[Material provided start]
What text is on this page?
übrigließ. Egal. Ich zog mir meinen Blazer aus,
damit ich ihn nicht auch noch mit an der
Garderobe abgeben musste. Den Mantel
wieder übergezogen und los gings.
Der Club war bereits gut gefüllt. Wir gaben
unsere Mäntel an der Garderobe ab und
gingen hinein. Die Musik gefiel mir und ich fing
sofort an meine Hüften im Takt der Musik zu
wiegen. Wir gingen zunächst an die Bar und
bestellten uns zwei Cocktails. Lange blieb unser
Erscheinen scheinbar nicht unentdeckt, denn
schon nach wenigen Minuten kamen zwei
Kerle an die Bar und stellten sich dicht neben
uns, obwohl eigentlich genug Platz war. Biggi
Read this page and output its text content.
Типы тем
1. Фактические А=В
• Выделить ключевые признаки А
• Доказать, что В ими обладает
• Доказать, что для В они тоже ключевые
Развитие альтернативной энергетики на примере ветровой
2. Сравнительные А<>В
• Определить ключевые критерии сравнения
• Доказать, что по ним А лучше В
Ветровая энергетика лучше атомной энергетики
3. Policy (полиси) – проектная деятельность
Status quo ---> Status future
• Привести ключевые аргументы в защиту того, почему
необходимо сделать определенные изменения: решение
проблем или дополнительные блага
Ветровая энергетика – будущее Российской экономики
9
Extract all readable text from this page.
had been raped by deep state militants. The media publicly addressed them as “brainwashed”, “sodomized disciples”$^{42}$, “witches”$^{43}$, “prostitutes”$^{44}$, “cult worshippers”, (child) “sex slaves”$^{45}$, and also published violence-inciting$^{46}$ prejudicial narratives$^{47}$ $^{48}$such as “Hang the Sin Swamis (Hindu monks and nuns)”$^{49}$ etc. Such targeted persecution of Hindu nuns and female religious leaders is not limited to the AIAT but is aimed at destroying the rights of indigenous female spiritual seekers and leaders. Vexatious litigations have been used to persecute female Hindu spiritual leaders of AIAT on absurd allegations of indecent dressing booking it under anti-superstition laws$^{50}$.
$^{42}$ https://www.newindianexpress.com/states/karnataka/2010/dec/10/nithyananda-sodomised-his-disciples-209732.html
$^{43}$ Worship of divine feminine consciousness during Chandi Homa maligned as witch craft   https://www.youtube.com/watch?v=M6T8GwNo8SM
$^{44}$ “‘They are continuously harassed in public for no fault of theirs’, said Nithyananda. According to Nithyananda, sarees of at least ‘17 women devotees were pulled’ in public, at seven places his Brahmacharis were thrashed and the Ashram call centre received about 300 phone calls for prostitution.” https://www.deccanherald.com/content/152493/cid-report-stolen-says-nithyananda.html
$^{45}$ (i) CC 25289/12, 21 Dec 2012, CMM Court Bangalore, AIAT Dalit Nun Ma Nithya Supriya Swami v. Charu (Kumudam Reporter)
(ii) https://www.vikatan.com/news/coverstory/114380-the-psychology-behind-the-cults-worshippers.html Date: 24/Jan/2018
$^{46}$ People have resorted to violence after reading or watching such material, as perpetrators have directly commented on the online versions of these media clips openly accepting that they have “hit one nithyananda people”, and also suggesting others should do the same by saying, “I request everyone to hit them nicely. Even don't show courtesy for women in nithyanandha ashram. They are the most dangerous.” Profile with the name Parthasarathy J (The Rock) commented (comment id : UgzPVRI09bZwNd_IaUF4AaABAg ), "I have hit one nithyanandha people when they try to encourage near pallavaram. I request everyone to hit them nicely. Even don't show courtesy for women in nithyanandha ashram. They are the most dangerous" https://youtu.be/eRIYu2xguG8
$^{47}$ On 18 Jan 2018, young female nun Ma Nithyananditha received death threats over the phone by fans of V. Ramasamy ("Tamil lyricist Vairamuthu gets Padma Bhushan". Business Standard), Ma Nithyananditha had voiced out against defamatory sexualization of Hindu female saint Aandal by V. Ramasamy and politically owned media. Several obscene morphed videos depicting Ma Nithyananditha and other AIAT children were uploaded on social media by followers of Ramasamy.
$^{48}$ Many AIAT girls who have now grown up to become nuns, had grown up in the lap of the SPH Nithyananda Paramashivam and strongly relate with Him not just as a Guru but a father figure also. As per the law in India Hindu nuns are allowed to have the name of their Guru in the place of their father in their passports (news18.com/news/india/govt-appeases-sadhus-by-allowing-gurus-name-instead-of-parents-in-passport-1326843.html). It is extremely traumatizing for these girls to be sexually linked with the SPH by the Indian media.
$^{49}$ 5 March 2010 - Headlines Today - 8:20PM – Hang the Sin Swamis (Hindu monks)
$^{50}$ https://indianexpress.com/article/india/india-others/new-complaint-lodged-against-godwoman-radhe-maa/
[Material provided end]
Track down the lines that include the word "this" and copy them.

Full solution »
What text is on this page?
Read this page and output its text content.
Extract all readable text from this page.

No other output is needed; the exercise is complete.